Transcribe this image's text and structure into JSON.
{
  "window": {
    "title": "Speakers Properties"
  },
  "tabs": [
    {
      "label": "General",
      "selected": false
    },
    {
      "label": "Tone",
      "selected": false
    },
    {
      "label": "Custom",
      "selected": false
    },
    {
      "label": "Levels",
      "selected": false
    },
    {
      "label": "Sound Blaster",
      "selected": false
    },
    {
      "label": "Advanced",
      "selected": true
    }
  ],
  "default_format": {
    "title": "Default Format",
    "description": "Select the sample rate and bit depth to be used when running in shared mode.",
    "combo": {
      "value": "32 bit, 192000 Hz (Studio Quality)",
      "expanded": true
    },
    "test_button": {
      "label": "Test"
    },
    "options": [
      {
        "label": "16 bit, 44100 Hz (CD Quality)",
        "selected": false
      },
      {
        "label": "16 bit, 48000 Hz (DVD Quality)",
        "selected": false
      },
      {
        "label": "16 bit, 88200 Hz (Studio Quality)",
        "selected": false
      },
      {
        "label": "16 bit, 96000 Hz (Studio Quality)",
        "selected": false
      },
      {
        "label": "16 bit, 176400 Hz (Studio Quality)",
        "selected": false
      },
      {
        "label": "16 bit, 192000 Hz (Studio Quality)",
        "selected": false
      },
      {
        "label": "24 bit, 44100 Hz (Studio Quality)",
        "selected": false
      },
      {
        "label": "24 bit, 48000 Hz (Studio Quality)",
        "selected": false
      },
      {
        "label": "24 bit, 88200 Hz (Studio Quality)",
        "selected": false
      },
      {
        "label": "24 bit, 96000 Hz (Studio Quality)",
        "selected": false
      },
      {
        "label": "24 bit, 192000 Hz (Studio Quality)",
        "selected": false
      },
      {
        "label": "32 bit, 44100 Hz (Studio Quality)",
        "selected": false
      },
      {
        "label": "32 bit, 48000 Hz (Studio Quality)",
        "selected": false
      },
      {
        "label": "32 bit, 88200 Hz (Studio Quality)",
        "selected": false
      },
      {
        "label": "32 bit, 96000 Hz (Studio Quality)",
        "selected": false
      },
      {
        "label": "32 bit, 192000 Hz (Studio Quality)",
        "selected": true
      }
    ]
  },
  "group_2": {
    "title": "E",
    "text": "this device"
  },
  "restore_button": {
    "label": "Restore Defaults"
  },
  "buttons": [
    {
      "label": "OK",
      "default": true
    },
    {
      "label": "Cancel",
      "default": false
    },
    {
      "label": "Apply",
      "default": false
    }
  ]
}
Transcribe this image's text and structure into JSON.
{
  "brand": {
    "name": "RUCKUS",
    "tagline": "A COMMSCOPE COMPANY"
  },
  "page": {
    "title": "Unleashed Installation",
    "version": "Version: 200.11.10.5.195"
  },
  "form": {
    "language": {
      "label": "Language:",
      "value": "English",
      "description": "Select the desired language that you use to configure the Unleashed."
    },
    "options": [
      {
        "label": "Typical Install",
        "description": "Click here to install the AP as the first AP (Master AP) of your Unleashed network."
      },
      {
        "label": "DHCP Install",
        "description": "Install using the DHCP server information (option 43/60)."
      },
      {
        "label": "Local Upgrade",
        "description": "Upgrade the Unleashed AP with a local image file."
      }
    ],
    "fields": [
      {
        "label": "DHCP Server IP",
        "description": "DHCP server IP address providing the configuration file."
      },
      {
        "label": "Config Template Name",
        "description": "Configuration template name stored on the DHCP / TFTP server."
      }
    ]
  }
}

Written exercise:
Write out every line of the listing that holds the word "true".

Worked solution:
      "selected": true
      "expanded": true
        "selected": true
      "default": true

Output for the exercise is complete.